Task → Reproduce every entry below word for word, leaving out the pictures.

Records →

++++++++

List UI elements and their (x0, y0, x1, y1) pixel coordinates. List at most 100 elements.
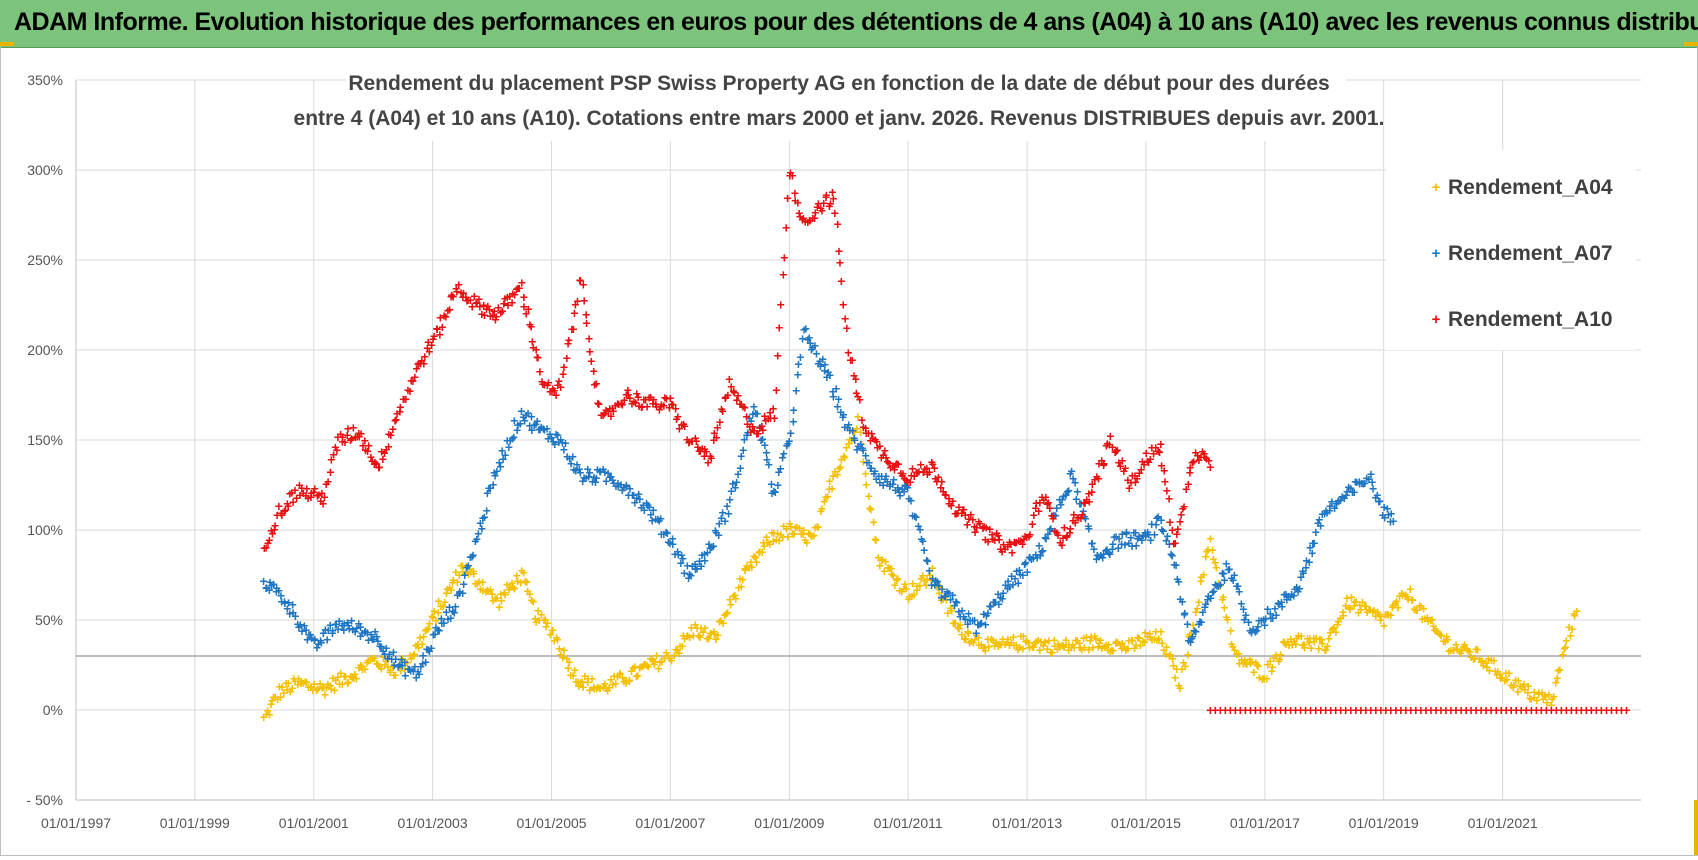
data-point-marker: + (314, 636, 322, 652)
data-point-marker: + (910, 586, 918, 602)
data-point-marker: + (1246, 623, 1254, 639)
data-point-marker: + (683, 558, 691, 574)
data-point-marker: + (1062, 487, 1070, 503)
data-point-marker: + (411, 659, 419, 675)
data-point-marker: + (1297, 628, 1305, 644)
data-point-marker: + (592, 470, 600, 486)
data-point-marker: + (707, 450, 715, 466)
data-point-marker: + (410, 646, 418, 662)
data-point-marker: + (569, 668, 577, 684)
data-point-marker: + (575, 461, 583, 477)
data-point-marker: + (837, 273, 845, 289)
data-point-marker: + (822, 189, 830, 205)
data-point-marker: + (551, 436, 559, 452)
data-point-marker: + (367, 627, 375, 643)
data-point-marker: + (1326, 498, 1334, 514)
data-point-marker: + (396, 404, 404, 420)
data-point-marker: + (1025, 640, 1033, 656)
data-point-marker: + (776, 461, 784, 477)
data-point-marker: + (407, 663, 415, 679)
data-point-marker: + (289, 597, 297, 613)
corner-mark-top-right (1684, 42, 1698, 46)
data-point-marker: + (1274, 595, 1282, 611)
data-point-marker: + (1429, 618, 1437, 634)
data-point-marker: + (610, 668, 618, 684)
data-point-marker: + (1261, 702, 1269, 718)
data-point-marker: + (1347, 480, 1355, 496)
data-point-marker: + (791, 185, 799, 201)
data-point-marker: + (972, 625, 980, 641)
data-point-marker: + (1100, 456, 1108, 472)
data-point-marker: + (946, 600, 954, 616)
y-tick-label: - 50% (26, 792, 63, 808)
data-point-marker: + (1330, 620, 1338, 636)
data-point-marker: + (1131, 474, 1139, 490)
data-point-marker: + (304, 490, 312, 506)
data-point-marker: + (912, 464, 920, 480)
data-point-marker: + (870, 465, 878, 481)
data-point-marker: + (1307, 640, 1315, 656)
data-point-marker: + (674, 408, 682, 424)
data-point-marker: + (1209, 584, 1217, 600)
data-point-marker: + (1267, 610, 1275, 626)
data-point-marker: + (1009, 577, 1017, 593)
data-point-marker: + (1387, 607, 1395, 623)
data-point-marker: + (607, 468, 615, 484)
data-point-marker: + (1587, 702, 1595, 718)
data-point-marker: + (1189, 629, 1197, 645)
data-point-marker: + (1050, 632, 1058, 648)
data-point-marker: + (1471, 650, 1479, 666)
data-point-marker: + (1397, 702, 1405, 718)
data-point-marker: + (293, 490, 301, 506)
data-point-marker: + (476, 515, 484, 531)
data-point-marker: + (353, 620, 361, 636)
data-point-marker: + (1535, 685, 1543, 701)
data-point-marker: + (1316, 631, 1324, 647)
data-point-marker: + (800, 522, 808, 538)
data-point-marker: + (480, 509, 488, 525)
data-point-marker: + (1222, 609, 1230, 625)
data-point-marker: + (1365, 471, 1373, 487)
data-point-marker: + (977, 637, 985, 653)
data-point-marker: + (801, 214, 809, 230)
data-point-marker: + (1310, 633, 1318, 649)
data-point-marker: + (303, 674, 311, 690)
data-point-marker: + (1522, 702, 1530, 718)
data-point-marker: + (1362, 598, 1370, 614)
data-point-marker: + (428, 608, 436, 624)
data-point-marker: + (804, 331, 812, 347)
data-point-marker: + (666, 650, 674, 666)
data-point-marker: + (867, 501, 875, 517)
data-point-marker: + (994, 638, 1002, 654)
data-point-marker: + (1022, 633, 1030, 649)
data-point-marker: + (1069, 637, 1077, 653)
data-point-marker: + (764, 534, 772, 550)
data-point-marker: + (1257, 613, 1265, 629)
data-point-marker: + (322, 476, 330, 492)
data-point-marker: + (310, 676, 318, 692)
data-point-marker: + (782, 219, 790, 235)
data-point-marker: + (1377, 702, 1385, 718)
data-point-marker: + (519, 409, 527, 425)
data-point-marker: + (1533, 692, 1541, 708)
data-point-marker: + (1479, 657, 1487, 673)
data-point-marker: + (606, 469, 614, 485)
data-point-marker: + (1287, 702, 1295, 718)
data-point-marker: + (1109, 643, 1117, 659)
data-point-marker: + (871, 463, 879, 479)
data-point-marker: + (501, 586, 509, 602)
data-point-marker: + (779, 449, 787, 465)
data-point-marker: + (505, 439, 513, 455)
data-point-marker: + (291, 482, 299, 498)
data-point-marker: + (1249, 621, 1257, 637)
data-point-marker: + (900, 483, 908, 499)
data-point-marker: + (859, 419, 867, 435)
data-point-marker: + (824, 489, 832, 505)
data-point-marker: + (307, 679, 315, 695)
data-point-marker: + (833, 399, 841, 415)
data-point-marker: + (706, 540, 714, 556)
data-point-marker: + (735, 580, 743, 596)
data-point-marker: + (479, 510, 487, 526)
data-point-marker: + (736, 460, 744, 476)
data-point-marker: + (1477, 702, 1485, 718)
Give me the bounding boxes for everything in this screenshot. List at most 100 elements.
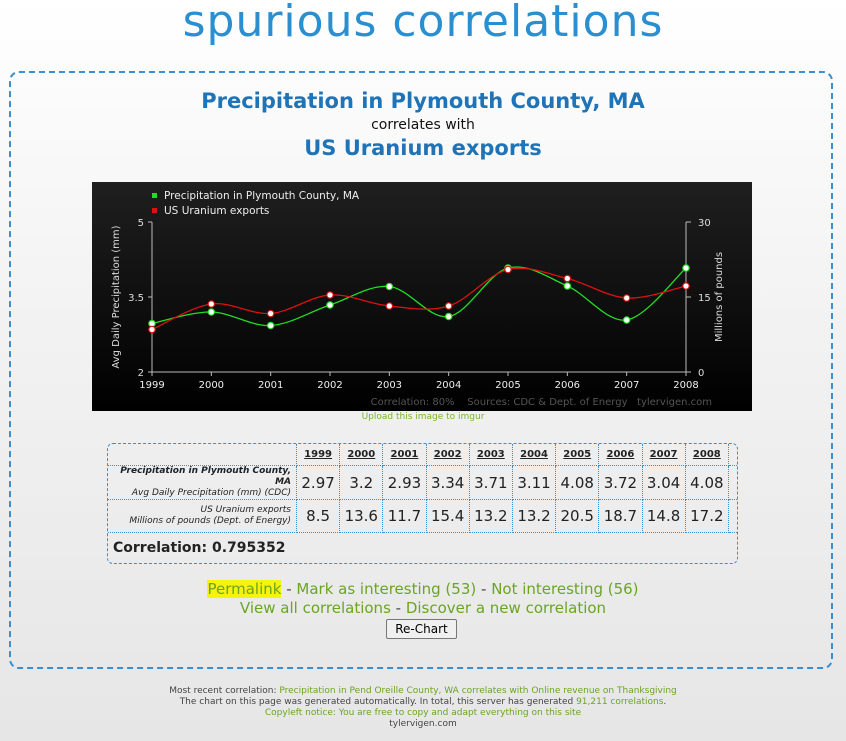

++++++++

The reply →
List UI elements and their (x0, y0, x1, y1) pixel coordinates. List at most 100 elements.
data-point-marker: + (314, 636, 322, 652)
data-point-marker: + (910, 586, 918, 602)
data-point-marker: + (1246, 623, 1254, 639)
data-point-marker: + (683, 558, 691, 574)
data-point-marker: + (1062, 487, 1070, 503)
data-point-marker: + (411, 659, 419, 675)
data-point-marker: + (1297, 628, 1305, 644)
data-point-marker: + (592, 470, 600, 486)
data-point-marker: + (707, 450, 715, 466)
data-point-marker: + (410, 646, 418, 662)
data-point-marker: + (569, 668, 577, 684)
data-point-marker: + (575, 461, 583, 477)
data-point-marker: + (837, 273, 845, 289)
data-point-marker: + (822, 189, 830, 205)
data-point-marker: + (551, 436, 559, 452)
data-point-marker: + (367, 627, 375, 643)
data-point-marker: + (1326, 498, 1334, 514)
data-point-marker: + (396, 404, 404, 420)
data-point-marker: + (1025, 640, 1033, 656)
data-point-marker: + (776, 461, 784, 477)
data-point-marker: + (407, 663, 415, 679)
data-point-marker: + (289, 597, 297, 613)
corner-mark-top-right (1684, 42, 1698, 46)
data-point-marker: + (1274, 595, 1282, 611)
data-point-marker: + (1429, 618, 1437, 634)
data-point-marker: + (610, 668, 618, 684)
data-point-marker: + (1261, 702, 1269, 718)
data-point-marker: + (1347, 480, 1355, 496)
data-point-marker: + (791, 185, 799, 201)
data-point-marker: + (972, 625, 980, 641)
data-point-marker: + (1100, 456, 1108, 472)
data-point-marker: + (946, 600, 954, 616)
y-tick-label: - 50% (26, 792, 63, 808)
data-point-marker: + (1330, 620, 1338, 636)
data-point-marker: + (1131, 474, 1139, 490)
data-point-marker: + (304, 490, 312, 506)
data-point-marker: + (912, 464, 920, 480)
data-point-marker: + (870, 465, 878, 481)
data-point-marker: + (1307, 640, 1315, 656)
data-point-marker: + (674, 408, 682, 424)
data-point-marker: + (1209, 584, 1217, 600)
data-point-marker: + (1267, 610, 1275, 626)
data-point-marker: + (1009, 577, 1017, 593)
data-point-marker: + (1387, 607, 1395, 623)
data-point-marker: + (607, 468, 615, 484)
data-point-marker: + (1587, 702, 1595, 718)
data-point-marker: + (1189, 629, 1197, 645)
data-point-marker: + (1050, 632, 1058, 648)
data-point-marker: + (1471, 650, 1479, 666)
data-point-marker: + (1397, 702, 1405, 718)
data-point-marker: + (293, 490, 301, 506)
data-point-marker: + (476, 515, 484, 531)
data-point-marker: + (353, 620, 361, 636)
data-point-marker: + (1535, 685, 1543, 701)
data-point-marker: + (1316, 631, 1324, 647)
data-point-marker: + (800, 522, 808, 538)
data-point-marker: + (480, 509, 488, 525)
data-point-marker: + (1222, 609, 1230, 625)
data-point-marker: + (1365, 471, 1373, 487)
data-point-marker: + (977, 637, 985, 653)
data-point-marker: + (801, 214, 809, 230)
data-point-marker: + (1310, 633, 1318, 649)
data-point-marker: + (303, 674, 311, 690)
data-point-marker: + (1522, 702, 1530, 718)
data-point-marker: + (1362, 598, 1370, 614)
data-point-marker: + (428, 608, 436, 624)
data-point-marker: + (804, 331, 812, 347)
data-point-marker: + (666, 650, 674, 666)
data-point-marker: + (867, 501, 875, 517)
data-point-marker: + (994, 638, 1002, 654)
data-point-marker: + (1022, 633, 1030, 649)
data-point-marker: + (1069, 637, 1077, 653)
data-point-marker: + (764, 534, 772, 550)
data-point-marker: + (1257, 613, 1265, 629)
data-point-marker: + (322, 476, 330, 492)
data-point-marker: + (310, 676, 318, 692)
data-point-marker: + (782, 219, 790, 235)
data-point-marker: + (1377, 702, 1385, 718)
data-point-marker: + (519, 409, 527, 425)
data-point-marker: + (1533, 692, 1541, 708)
data-point-marker: + (1479, 657, 1487, 673)
data-point-marker: + (606, 469, 614, 485)
data-point-marker: + (1287, 702, 1295, 718)
data-point-marker: + (1109, 643, 1117, 659)
data-point-marker: + (871, 463, 879, 479)
data-point-marker: + (501, 586, 509, 602)
data-point-marker: + (779, 449, 787, 465)
data-point-marker: + (505, 439, 513, 455)
data-point-marker: + (291, 482, 299, 498)
data-point-marker: + (1249, 621, 1257, 637)
data-point-marker: + (900, 483, 908, 499)
data-point-marker: + (859, 419, 867, 435)
data-point-marker: + (824, 489, 832, 505)
data-point-marker: + (307, 679, 315, 695)
data-point-marker: + (833, 399, 841, 415)
data-point-marker: + (706, 540, 714, 556)
data-point-marker: + (735, 580, 743, 596)
data-point-marker: + (479, 510, 487, 526)
data-point-marker: + (736, 460, 744, 476)
data-point-marker: + (1477, 702, 1485, 718)
Give me the bounding boxes for everything in this screenshot. List at most 100 elements.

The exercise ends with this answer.